— To be done —
Each entry below is to be extracted exactly.

— Exercise input —

============================================================

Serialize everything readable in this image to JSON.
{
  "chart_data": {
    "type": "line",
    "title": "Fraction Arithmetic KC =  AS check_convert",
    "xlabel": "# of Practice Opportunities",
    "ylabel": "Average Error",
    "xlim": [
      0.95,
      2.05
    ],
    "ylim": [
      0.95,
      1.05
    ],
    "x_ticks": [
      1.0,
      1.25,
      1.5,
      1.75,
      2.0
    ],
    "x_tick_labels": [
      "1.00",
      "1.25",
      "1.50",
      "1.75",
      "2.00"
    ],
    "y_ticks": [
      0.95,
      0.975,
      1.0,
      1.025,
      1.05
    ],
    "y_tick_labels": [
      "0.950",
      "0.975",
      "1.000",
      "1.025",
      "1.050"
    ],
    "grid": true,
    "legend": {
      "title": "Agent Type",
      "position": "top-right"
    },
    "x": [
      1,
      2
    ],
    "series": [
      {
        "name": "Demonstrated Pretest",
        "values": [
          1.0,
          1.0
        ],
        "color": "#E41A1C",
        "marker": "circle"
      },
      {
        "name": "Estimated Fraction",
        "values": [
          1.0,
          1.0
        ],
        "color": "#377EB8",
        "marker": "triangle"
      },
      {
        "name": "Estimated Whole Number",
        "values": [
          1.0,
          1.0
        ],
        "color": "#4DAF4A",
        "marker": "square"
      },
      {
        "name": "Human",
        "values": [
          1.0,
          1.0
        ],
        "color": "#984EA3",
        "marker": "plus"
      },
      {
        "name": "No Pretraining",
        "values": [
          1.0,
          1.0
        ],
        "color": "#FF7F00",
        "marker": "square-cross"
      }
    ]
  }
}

============================================================

— Full output —
Serialize everything readable in this image to JSON.
{
  "chart_data": {
    "type": "line",
    "title": "Fraction Arithmetic KC =  AS check_convert",
    "xlabel": "# of Practice Opportunities",
    "ylabel": "Average Error",
    "xlim": [
      0.95,
      2.05
    ],
    "ylim": [
      0.95,
      1.05
    ],
    "x_ticks": [
      1.0,
      1.25,
      1.5,
      1.75,
      2.0
    ],
    "x_tick_labels": [
      "1.00",
      "1.25",
      "1.50",
      "1.75",
      "2.00"
    ],
    "y_ticks": [
      0.95,
      0.975,
      1.0,
      1.025,
      1.05
    ],
    "y_tick_labels": [
      "0.950",
      "0.975",
      "1.000",
      "1.025",
      "1.050"
    ],
    "grid": true,
    "legend": {
      "title": "Agent Type",
      "position": "top-right"
    },
    "x": [
      1,
      2
    ],
    "series": [
      {
        "name": "Demonstrated Pretest",
        "values": [
          1.0,
          1.0
        ],
        "color": "#E41A1C",
        "marker": "circle"
      },
      {
        "name": "Estimated Fraction",
        "values": [
          1.0,
          1.0
        ],
        "color": "#377EB8",
        "marker": "triangle"
      },
      {
        "name": "Estimated Whole Number",
        "values": [
          1.0,
          1.0
        ],
        "color": "#4DAF4A",
        "marker": "square"
      },
      {
        "name": "Human",
        "values": [
          1.0,
          1.0
        ],
        "color": "#984EA3",
        "marker": "plus"
      },
      {
        "name": "No Pretraining",
        "values": [
          1.0,
          1.0
        ],
        "color": "#FF7F00",
        "marker": "square-cross"
      }
    ]
  }
}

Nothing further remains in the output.